■ Objective ■
Of all the lines in the records below, how many hold the word "Sünder"? Give the number alone.

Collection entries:

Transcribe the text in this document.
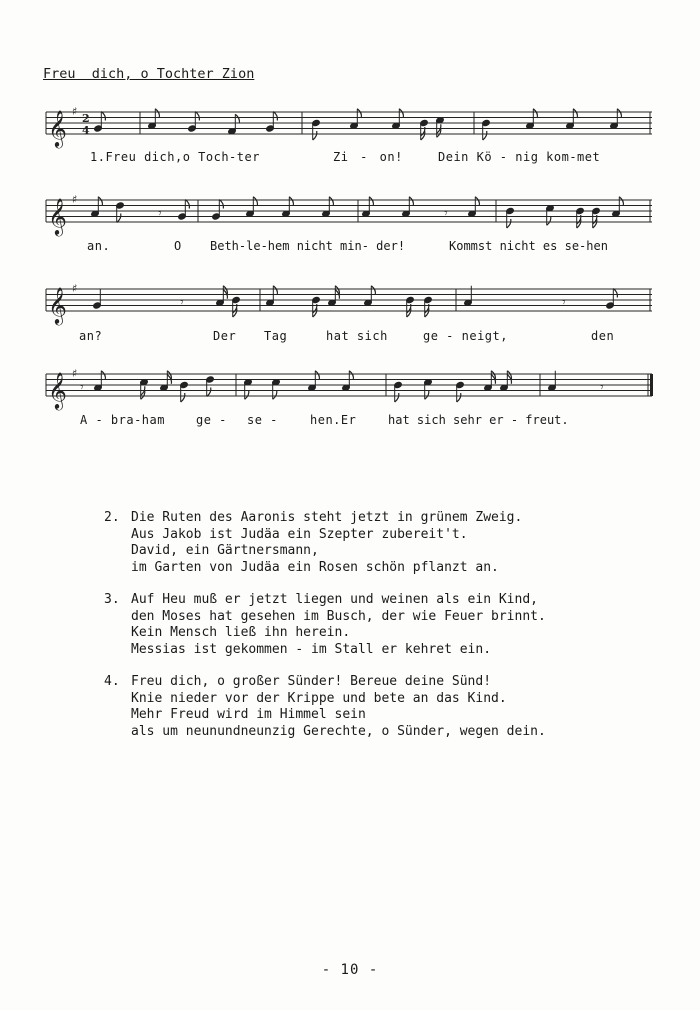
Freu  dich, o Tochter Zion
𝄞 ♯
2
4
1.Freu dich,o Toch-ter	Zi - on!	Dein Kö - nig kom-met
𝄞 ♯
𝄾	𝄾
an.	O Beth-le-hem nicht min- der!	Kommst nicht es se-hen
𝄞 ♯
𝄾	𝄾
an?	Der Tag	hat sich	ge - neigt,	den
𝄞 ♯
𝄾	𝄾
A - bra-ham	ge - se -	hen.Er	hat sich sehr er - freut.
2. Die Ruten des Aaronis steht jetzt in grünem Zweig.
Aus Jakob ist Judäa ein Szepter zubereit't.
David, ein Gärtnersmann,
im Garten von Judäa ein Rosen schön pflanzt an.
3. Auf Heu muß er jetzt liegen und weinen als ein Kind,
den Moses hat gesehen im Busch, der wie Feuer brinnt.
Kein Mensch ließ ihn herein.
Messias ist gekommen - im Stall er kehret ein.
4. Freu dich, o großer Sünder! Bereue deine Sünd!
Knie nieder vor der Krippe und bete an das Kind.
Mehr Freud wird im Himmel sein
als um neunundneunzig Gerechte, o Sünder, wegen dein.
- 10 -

==

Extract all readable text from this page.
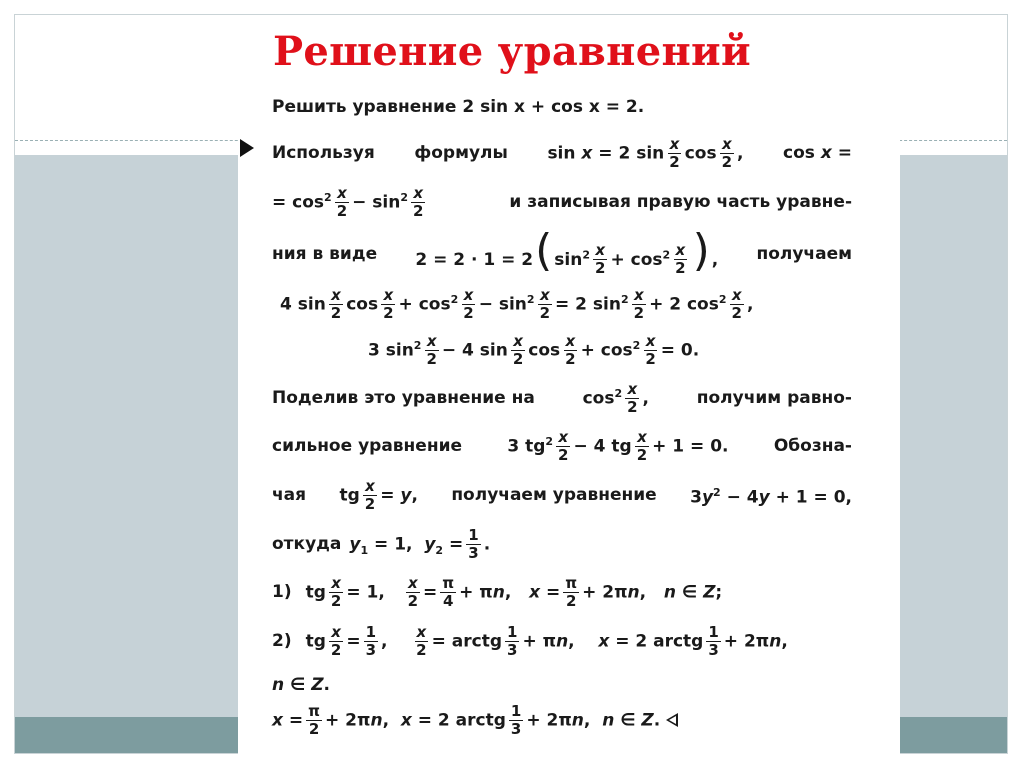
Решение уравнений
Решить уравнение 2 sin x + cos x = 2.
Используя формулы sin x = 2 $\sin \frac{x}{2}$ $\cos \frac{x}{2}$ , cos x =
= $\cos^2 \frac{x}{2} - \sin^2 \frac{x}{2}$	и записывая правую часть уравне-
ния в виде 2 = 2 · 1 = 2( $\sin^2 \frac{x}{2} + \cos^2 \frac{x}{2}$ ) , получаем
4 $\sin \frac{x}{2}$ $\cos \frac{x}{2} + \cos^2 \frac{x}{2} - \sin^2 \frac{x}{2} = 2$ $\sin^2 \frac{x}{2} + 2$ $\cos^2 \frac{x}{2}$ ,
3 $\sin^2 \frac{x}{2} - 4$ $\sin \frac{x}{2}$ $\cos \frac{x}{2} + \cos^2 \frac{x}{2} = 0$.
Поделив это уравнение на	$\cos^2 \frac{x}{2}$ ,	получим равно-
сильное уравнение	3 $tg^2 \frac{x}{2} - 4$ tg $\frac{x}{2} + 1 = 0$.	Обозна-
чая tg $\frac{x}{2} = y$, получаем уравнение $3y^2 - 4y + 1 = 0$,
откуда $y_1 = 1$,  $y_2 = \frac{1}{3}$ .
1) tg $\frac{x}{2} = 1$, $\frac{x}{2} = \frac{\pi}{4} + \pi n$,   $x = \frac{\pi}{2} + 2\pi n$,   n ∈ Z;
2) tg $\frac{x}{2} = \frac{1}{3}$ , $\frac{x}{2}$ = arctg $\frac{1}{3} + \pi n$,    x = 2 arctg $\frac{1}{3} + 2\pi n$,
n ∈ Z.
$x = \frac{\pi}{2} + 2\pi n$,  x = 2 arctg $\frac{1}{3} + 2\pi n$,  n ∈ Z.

---

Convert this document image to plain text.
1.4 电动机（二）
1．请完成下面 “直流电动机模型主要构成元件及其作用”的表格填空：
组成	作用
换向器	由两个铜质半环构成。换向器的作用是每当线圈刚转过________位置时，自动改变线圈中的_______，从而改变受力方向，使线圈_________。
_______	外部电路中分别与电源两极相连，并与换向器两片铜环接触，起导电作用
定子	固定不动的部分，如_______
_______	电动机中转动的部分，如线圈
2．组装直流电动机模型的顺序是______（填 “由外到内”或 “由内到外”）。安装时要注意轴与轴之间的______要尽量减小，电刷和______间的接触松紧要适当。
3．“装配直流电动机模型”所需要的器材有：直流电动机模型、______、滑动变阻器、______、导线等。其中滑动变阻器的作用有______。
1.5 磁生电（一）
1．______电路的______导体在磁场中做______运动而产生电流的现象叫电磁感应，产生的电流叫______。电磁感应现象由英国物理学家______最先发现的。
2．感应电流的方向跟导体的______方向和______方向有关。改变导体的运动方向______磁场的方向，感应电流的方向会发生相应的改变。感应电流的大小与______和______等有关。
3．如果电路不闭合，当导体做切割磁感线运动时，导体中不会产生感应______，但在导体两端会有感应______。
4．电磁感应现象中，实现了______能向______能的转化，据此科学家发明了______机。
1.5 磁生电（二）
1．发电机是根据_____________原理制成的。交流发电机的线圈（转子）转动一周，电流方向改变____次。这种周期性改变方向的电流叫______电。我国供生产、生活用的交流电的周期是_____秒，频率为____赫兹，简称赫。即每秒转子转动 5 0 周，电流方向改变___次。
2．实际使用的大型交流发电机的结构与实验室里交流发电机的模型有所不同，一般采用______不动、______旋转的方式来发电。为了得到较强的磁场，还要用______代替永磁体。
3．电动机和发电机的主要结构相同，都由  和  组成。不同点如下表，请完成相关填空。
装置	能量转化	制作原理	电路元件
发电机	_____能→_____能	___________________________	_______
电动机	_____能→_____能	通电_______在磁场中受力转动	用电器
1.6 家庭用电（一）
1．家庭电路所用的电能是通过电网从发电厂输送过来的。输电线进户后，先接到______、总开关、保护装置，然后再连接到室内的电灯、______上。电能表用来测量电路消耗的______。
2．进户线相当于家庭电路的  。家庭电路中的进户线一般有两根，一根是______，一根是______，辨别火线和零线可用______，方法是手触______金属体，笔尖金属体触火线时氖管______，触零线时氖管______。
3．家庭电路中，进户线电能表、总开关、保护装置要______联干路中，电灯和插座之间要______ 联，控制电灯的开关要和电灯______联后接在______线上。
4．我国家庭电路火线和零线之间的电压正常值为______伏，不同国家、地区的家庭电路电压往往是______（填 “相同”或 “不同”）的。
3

■ Finished answer ■
2